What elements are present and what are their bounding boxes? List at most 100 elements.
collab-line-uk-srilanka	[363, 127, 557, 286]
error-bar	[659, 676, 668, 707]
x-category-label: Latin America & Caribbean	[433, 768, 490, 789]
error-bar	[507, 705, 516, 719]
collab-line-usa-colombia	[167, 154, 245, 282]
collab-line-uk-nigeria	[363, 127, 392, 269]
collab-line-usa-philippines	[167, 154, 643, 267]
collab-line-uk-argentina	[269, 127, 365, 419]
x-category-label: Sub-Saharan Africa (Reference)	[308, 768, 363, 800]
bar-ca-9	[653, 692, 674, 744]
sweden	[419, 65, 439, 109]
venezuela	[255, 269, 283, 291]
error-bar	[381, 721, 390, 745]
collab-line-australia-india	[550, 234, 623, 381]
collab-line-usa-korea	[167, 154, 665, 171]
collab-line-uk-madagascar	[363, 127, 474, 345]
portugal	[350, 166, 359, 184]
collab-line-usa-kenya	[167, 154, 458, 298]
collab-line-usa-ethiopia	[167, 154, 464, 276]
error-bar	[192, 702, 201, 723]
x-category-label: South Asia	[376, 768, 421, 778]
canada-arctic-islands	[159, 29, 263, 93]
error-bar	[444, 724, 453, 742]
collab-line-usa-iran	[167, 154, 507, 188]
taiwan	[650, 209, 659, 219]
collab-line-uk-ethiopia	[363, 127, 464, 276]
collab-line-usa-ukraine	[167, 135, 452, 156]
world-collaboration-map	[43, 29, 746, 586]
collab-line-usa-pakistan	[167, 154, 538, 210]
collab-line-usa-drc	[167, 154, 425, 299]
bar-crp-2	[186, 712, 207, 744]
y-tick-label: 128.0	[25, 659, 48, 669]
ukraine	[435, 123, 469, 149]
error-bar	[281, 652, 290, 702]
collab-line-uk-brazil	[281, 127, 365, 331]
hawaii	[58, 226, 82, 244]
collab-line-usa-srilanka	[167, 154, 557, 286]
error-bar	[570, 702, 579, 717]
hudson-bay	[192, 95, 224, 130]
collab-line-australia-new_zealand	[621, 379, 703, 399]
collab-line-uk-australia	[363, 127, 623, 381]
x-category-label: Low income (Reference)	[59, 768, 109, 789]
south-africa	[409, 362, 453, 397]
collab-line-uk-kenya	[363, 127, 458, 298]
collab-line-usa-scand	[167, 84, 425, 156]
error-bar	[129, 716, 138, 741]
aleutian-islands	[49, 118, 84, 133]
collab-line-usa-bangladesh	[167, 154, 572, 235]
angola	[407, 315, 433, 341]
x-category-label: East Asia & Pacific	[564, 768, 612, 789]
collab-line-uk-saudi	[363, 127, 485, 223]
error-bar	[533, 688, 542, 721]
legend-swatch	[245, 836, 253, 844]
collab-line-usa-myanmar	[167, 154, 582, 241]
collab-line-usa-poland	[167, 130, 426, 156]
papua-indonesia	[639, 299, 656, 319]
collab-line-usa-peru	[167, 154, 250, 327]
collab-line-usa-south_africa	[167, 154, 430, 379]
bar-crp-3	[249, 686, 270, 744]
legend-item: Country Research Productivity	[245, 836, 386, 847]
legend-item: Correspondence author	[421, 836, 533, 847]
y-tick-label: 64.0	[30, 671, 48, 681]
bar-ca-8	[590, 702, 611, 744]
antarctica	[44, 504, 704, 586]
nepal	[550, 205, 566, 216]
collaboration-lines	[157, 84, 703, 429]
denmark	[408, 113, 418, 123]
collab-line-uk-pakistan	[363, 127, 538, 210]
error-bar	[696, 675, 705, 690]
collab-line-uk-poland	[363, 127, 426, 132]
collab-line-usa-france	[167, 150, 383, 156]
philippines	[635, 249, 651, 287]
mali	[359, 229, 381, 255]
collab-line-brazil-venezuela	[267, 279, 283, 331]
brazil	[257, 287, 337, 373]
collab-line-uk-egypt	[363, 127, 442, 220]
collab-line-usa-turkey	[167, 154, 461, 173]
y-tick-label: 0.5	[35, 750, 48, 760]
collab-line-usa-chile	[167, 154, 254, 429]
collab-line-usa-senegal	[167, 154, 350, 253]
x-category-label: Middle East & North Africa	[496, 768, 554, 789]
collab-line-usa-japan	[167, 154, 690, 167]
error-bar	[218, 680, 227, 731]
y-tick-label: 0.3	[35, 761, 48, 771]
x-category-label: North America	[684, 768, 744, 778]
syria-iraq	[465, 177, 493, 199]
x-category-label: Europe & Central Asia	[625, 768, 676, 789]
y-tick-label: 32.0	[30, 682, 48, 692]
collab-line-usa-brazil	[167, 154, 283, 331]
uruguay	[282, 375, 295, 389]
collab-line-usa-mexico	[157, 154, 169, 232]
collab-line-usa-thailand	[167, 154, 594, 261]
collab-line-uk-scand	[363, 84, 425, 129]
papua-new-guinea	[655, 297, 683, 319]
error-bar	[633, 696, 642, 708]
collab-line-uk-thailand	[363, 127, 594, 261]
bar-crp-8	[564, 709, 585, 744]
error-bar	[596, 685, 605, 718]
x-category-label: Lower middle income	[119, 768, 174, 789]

◇ ◇ ◇ ◇ ◇ ◇ ◇

- **WORK INSTRUCTIONS**
Copy out all of the rows above line for line, without changing anything.

- **RESULT FOR THIS EXERCISE**
What elements are present and what are their bounding boxes? List at most 100 elements.
collab-line-uk-srilanka	[363, 127, 557, 286]
error-bar	[659, 676, 668, 707]
x-category-label: Latin America & Caribbean	[433, 768, 490, 789]
error-bar	[507, 705, 516, 719]
collab-line-usa-colombia	[167, 154, 245, 282]
collab-line-uk-nigeria	[363, 127, 392, 269]
collab-line-usa-philippines	[167, 154, 643, 267]
collab-line-uk-argentina	[269, 127, 365, 419]
x-category-label: Sub-Saharan Africa (Reference)	[308, 768, 363, 800]
bar-ca-9	[653, 692, 674, 744]
sweden	[419, 65, 439, 109]
venezuela	[255, 269, 283, 291]
error-bar	[381, 721, 390, 745]
collab-line-australia-india	[550, 234, 623, 381]
collab-line-usa-korea	[167, 154, 665, 171]
collab-line-uk-madagascar	[363, 127, 474, 345]
portugal	[350, 166, 359, 184]
collab-line-usa-kenya	[167, 154, 458, 298]
collab-line-usa-ethiopia	[167, 154, 464, 276]
error-bar	[192, 702, 201, 723]
x-category-label: South Asia	[376, 768, 421, 778]
canada-arctic-islands	[159, 29, 263, 93]
error-bar	[444, 724, 453, 742]
collab-line-usa-iran	[167, 154, 507, 188]
taiwan	[650, 209, 659, 219]
collab-line-uk-ethiopia	[363, 127, 464, 276]
collab-line-usa-ukraine	[167, 135, 452, 156]
world-collaboration-map	[43, 29, 746, 586]
collab-line-usa-pakistan	[167, 154, 538, 210]
collab-line-usa-drc	[167, 154, 425, 299]
bar-crp-2	[186, 712, 207, 744]
y-tick-label: 128.0	[25, 659, 48, 669]
ukraine	[435, 123, 469, 149]
error-bar	[281, 652, 290, 702]
collab-line-uk-brazil	[281, 127, 365, 331]
hawaii	[58, 226, 82, 244]
collab-line-usa-srilanka	[167, 154, 557, 286]
error-bar	[570, 702, 579, 717]
hudson-bay	[192, 95, 224, 130]
collab-line-australia-new_zealand	[621, 379, 703, 399]
collab-line-uk-australia	[363, 127, 623, 381]
x-category-label: Low income (Reference)	[59, 768, 109, 789]
south-africa	[409, 362, 453, 397]
collab-line-uk-kenya	[363, 127, 458, 298]
collab-line-usa-scand	[167, 84, 425, 156]
error-bar	[129, 716, 138, 741]
aleutian-islands	[49, 118, 84, 133]
collab-line-usa-bangladesh	[167, 154, 572, 235]
angola	[407, 315, 433, 341]
x-category-label: East Asia & Pacific	[564, 768, 612, 789]
collab-line-uk-saudi	[363, 127, 485, 223]
error-bar	[533, 688, 542, 721]
legend-swatch	[245, 836, 253, 844]
collab-line-usa-myanmar	[167, 154, 582, 241]
collab-line-usa-poland	[167, 130, 426, 156]
papua-indonesia	[639, 299, 656, 319]
collab-line-usa-peru	[167, 154, 250, 327]
collab-line-usa-south_africa	[167, 154, 430, 379]
bar-crp-3	[249, 686, 270, 744]
legend-item: Country Research Productivity	[245, 836, 386, 847]
legend-item: Correspondence author	[421, 836, 533, 847]
y-tick-label: 64.0	[30, 671, 48, 681]
bar-ca-8	[590, 702, 611, 744]
antarctica	[44, 504, 704, 586]
nepal	[550, 205, 566, 216]
collaboration-lines	[157, 84, 703, 429]
denmark	[408, 113, 418, 123]
collab-line-uk-pakistan	[363, 127, 538, 210]
error-bar	[696, 675, 705, 690]
collab-line-uk-poland	[363, 127, 426, 132]
collab-line-usa-france	[167, 150, 383, 156]
philippines	[635, 249, 651, 287]
mali	[359, 229, 381, 255]
collab-line-brazil-venezuela	[267, 279, 283, 331]
brazil	[257, 287, 337, 373]
collab-line-uk-egypt	[363, 127, 442, 220]
collab-line-usa-turkey	[167, 154, 461, 173]
y-tick-label: 0.5	[35, 750, 48, 760]
collab-line-usa-chile	[167, 154, 254, 429]
collab-line-usa-senegal	[167, 154, 350, 253]
x-category-label: Middle East & North Africa	[496, 768, 554, 789]
collab-line-usa-japan	[167, 154, 690, 167]
error-bar	[218, 680, 227, 731]
y-tick-label: 0.3	[35, 761, 48, 771]
x-category-label: North America	[684, 768, 744, 778]
syria-iraq	[465, 177, 493, 199]
x-category-label: Europe & Central Asia	[625, 768, 676, 789]
y-tick-label: 32.0	[30, 682, 48, 692]
collab-line-usa-brazil	[167, 154, 283, 331]
uruguay	[282, 375, 295, 389]
collab-line-usa-mexico	[157, 154, 169, 232]
collab-line-usa-thailand	[167, 154, 594, 261]
collab-line-uk-scand	[363, 84, 425, 129]
papua-new-guinea	[655, 297, 683, 319]
error-bar	[633, 696, 642, 708]
collab-line-uk-thailand	[363, 127, 594, 261]
bar-crp-8	[564, 709, 585, 744]
error-bar	[596, 685, 605, 718]
x-category-label: Lower middle income	[119, 768, 174, 789]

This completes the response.